- To do:
Pull out every line in the data that has the string "color" in it.

--- begin Material for this exercise ---

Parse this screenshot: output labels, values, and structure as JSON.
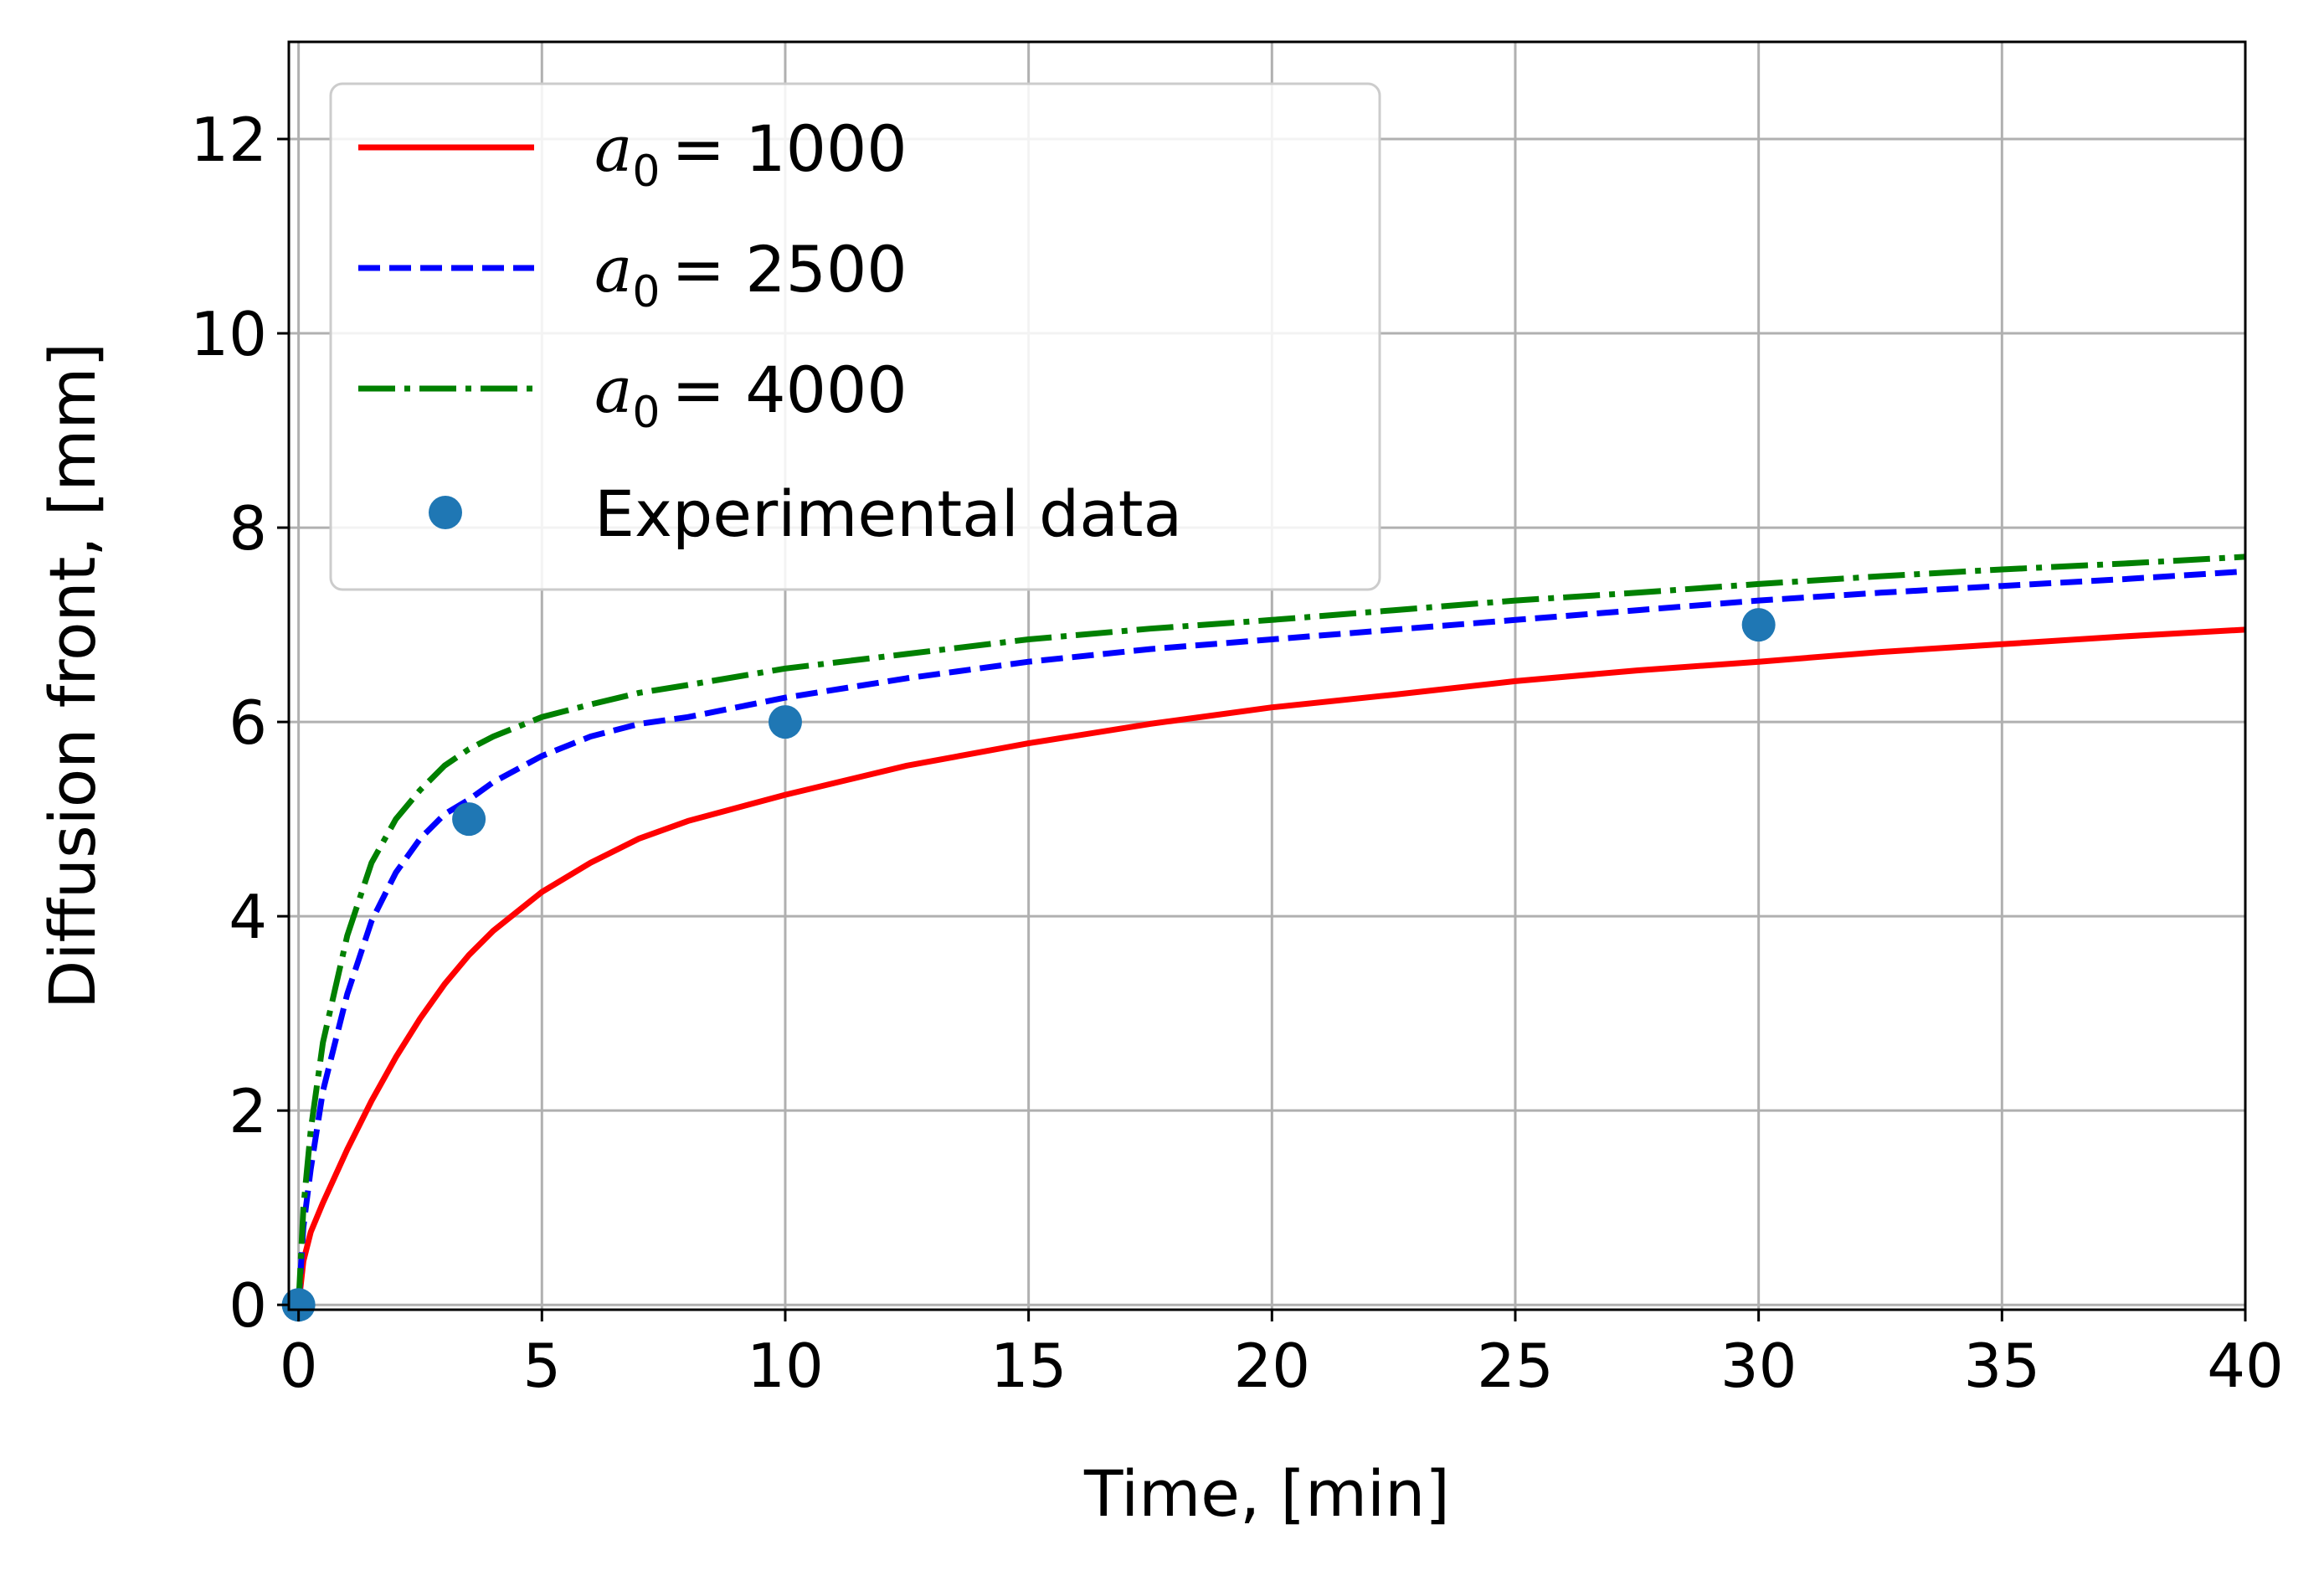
{
  "chart_data": {
    "type": "line",
    "title": "",
    "xlabel": "Time, [min]",
    "ylabel": "Diffusion front, [mm]",
    "xlim": [
      -0.2,
      40
    ],
    "ylim": [
      -0.05,
      13
    ],
    "xticks": [
      0,
      5,
      10,
      15,
      20,
      25,
      30,
      35,
      40
    ],
    "yticks": [
      0,
      2,
      4,
      6,
      8,
      10,
      12
    ],
    "grid": true,
    "legend_position": "top-left",
    "x": [
      0,
      0.1,
      0.25,
      0.5,
      1,
      1.5,
      2,
      2.5,
      3,
      3.5,
      4,
      5,
      6,
      7,
      8,
      10,
      12.5,
      15,
      17.5,
      20,
      22.5,
      25,
      27.5,
      30,
      32.5,
      35,
      37.5,
      40
    ],
    "series": [
      {
        "name": "a_0 = 1000",
        "legend_symbol": "a",
        "legend_subscript": "0",
        "legend_value": "= 1000",
        "color": "#ff0000",
        "linestyle": "solid",
        "values": [
          0,
          0.45,
          0.75,
          1.05,
          1.6,
          2.1,
          2.55,
          2.95,
          3.3,
          3.6,
          3.85,
          4.25,
          4.55,
          4.8,
          4.98,
          5.25,
          5.55,
          5.78,
          5.98,
          6.15,
          6.28,
          6.42,
          6.53,
          6.62,
          6.72,
          6.8,
          6.88,
          6.95
        ]
      },
      {
        "name": "a_0 = 2500",
        "legend_symbol": "a",
        "legend_subscript": "0",
        "legend_value": "= 2500",
        "color": "#0000ff",
        "linestyle": "dashed",
        "values": [
          0,
          0.8,
          1.4,
          2.2,
          3.2,
          3.95,
          4.45,
          4.8,
          5.05,
          5.2,
          5.38,
          5.65,
          5.85,
          5.98,
          6.05,
          6.25,
          6.45,
          6.62,
          6.75,
          6.85,
          6.95,
          7.05,
          7.15,
          7.25,
          7.33,
          7.4,
          7.47,
          7.55
        ]
      },
      {
        "name": "a_0 = 4000",
        "legend_symbol": "a",
        "legend_subscript": "0",
        "legend_value": "= 4000",
        "color": "#008000",
        "linestyle": "dashdot",
        "values": [
          0,
          1.0,
          1.8,
          2.7,
          3.8,
          4.55,
          5.0,
          5.3,
          5.55,
          5.72,
          5.85,
          6.05,
          6.18,
          6.3,
          6.38,
          6.55,
          6.7,
          6.85,
          6.96,
          7.05,
          7.15,
          7.25,
          7.33,
          7.42,
          7.5,
          7.57,
          7.63,
          7.7
        ]
      }
    ],
    "points": {
      "name": "Experimental data",
      "color": "#1f77b4",
      "x": [
        0,
        3.5,
        10,
        30
      ],
      "y": [
        0,
        5,
        6,
        7
      ]
    }
  }
}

--- end Material for this exercise ---

- In response:
        "color": "#ff0000",
        "color": "#0000ff",
        "color": "#008000",
      "color": "#1f77b4",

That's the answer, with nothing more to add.